§ WRITTEN INSTRUCTION
Below is a block of records; repeat all of them exactly.

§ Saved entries
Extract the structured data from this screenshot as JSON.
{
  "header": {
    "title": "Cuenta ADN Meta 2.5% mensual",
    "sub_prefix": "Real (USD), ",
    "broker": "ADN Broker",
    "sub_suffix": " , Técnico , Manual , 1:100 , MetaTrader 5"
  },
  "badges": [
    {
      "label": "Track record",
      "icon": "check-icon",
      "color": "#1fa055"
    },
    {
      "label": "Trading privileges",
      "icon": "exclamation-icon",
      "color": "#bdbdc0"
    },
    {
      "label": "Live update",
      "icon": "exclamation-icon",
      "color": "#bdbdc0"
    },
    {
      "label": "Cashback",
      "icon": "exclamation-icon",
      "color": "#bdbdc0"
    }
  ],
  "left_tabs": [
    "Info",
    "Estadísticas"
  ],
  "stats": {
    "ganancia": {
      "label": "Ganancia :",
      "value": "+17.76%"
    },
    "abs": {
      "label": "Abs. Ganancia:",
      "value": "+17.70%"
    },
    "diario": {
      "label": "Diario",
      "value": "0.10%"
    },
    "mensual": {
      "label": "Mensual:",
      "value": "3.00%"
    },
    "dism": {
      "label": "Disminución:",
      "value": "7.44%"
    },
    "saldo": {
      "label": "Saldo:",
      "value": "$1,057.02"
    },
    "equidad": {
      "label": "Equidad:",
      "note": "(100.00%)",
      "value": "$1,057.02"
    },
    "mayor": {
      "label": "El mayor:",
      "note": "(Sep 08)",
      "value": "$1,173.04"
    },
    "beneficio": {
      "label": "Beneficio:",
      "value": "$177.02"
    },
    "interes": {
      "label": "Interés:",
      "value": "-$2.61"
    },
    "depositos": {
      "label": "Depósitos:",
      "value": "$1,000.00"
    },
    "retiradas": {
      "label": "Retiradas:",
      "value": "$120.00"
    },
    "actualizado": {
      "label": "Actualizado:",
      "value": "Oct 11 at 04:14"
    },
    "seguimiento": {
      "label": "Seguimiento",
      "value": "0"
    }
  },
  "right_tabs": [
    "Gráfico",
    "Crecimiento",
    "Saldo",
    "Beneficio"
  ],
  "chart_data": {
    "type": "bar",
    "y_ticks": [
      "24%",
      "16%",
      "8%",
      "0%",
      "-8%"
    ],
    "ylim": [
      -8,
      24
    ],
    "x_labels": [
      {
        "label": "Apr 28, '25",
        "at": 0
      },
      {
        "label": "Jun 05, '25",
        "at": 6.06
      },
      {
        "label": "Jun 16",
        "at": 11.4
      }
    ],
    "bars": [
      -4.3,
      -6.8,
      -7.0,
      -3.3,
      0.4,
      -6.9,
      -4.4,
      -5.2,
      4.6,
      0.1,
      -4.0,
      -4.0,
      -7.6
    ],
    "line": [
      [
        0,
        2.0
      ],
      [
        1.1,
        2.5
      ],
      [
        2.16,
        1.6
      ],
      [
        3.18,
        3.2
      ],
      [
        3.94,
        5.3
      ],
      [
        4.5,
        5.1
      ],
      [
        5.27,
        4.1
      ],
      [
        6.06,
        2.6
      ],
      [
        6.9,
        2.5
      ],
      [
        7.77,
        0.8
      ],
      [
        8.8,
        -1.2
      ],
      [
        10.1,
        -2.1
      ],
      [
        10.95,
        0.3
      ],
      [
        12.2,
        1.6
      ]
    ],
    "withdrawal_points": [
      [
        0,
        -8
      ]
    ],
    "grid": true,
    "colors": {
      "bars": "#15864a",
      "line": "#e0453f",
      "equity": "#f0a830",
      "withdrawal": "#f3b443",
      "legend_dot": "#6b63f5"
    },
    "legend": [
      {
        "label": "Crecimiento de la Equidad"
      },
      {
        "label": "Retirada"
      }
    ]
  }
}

§ COMPLETED TASK
Extract the structured data from this screenshot as JSON.
{
  "header": {
    "title": "Cuenta ADN Meta 2.5% mensual",
    "sub_prefix": "Real (USD), ",
    "broker": "ADN Broker",
    "sub_suffix": " , Técnico , Manual , 1:100 , MetaTrader 5"
  },
  "badges": [
    {
      "label": "Track record",
      "icon": "check-icon",
      "color": "#1fa055"
    },
    {
      "label": "Trading privileges",
      "icon": "exclamation-icon",
      "color": "#bdbdc0"
    },
    {
      "label": "Live update",
      "icon": "exclamation-icon",
      "color": "#bdbdc0"
    },
    {
      "label": "Cashback",
      "icon": "exclamation-icon",
      "color": "#bdbdc0"
    }
  ],
  "left_tabs": [
    "Info",
    "Estadísticas"
  ],
  "stats": {
    "ganancia": {
      "label": "Ganancia :",
      "value": "+17.76%"
    },
    "abs": {
      "label": "Abs. Ganancia:",
      "value": "+17.70%"
    },
    "diario": {
      "label": "Diario",
      "value": "0.10%"
    },
    "mensual": {
      "label": "Mensual:",
      "value": "3.00%"
    },
    "dism": {
      "label": "Disminución:",
      "value": "7.44%"
    },
    "saldo": {
      "label": "Saldo:",
      "value": "$1,057.02"
    },
    "equidad": {
      "label": "Equidad:",
      "note": "(100.00%)",
      "value": "$1,057.02"
    },
    "mayor": {
      "label": "El mayor:",
      "note": "(Sep 08)",
      "value": "$1,173.04"
    },
    "beneficio": {
      "label": "Beneficio:",
      "value": "$177.02"
    },
    "interes": {
      "label": "Interés:",
      "value": "-$2.61"
    },
    "depositos": {
      "label": "Depósitos:",
      "value": "$1,000.00"
    },
    "retiradas": {
      "label": "Retiradas:",
      "value": "$120.00"
    },
    "actualizado": {
      "label": "Actualizado:",
      "value": "Oct 11 at 04:14"
    },
    "seguimiento": {
      "label": "Seguimiento",
      "value": "0"
    }
  },
  "right_tabs": [
    "Gráfico",
    "Crecimiento",
    "Saldo",
    "Beneficio"
  ],
  "chart_data": {
    "type": "bar",
    "y_ticks": [
      "24%",
      "16%",
      "8%",
      "0%",
      "-8%"
    ],
    "ylim": [
      -8,
      24
    ],
    "x_labels": [
      {
        "label": "Apr 28, '25",
        "at": 0
      },
      {
        "label": "Jun 05, '25",
        "at": 6.06
      },
      {
        "label": "Jun 16",
        "at": 11.4
      }
    ],
    "bars": [
      -4.3,
      -6.8,
      -7.0,
      -3.3,
      0.4,
      -6.9,
      -4.4,
      -5.2,
      4.6,
      0.1,
      -4.0,
      -4.0,
      -7.6
    ],
    "line": [
      [
        0,
        2.0
      ],
      [
        1.1,
        2.5
      ],
      [
        2.16,
        1.6
      ],
      [
        3.18,
        3.2
      ],
      [
        3.94,
        5.3
      ],
      [
        4.5,
        5.1
      ],
      [
        5.27,
        4.1
      ],
      [
        6.06,
        2.6
      ],
      [
        6.9,
        2.5
      ],
      [
        7.77,
        0.8
      ],
      [
        8.8,
        -1.2
      ],
      [
        10.1,
        -2.1
      ],
      [
        10.95,
        0.3
      ],
      [
        12.2,
        1.6
      ]
    ],
    "withdrawal_points": [
      [
        0,
        -8
      ]
    ],
    "grid": true,
    "colors": {
      "bars": "#15864a",
      "line": "#e0453f",
      "equity": "#f0a830",
      "withdrawal": "#f3b443",
      "legend_dot": "#6b63f5"
    },
    "legend": [
      {
        "label": "Crecimiento de la Equidad"
      },
      {
        "label": "Retirada"
      }
    ]
  }
}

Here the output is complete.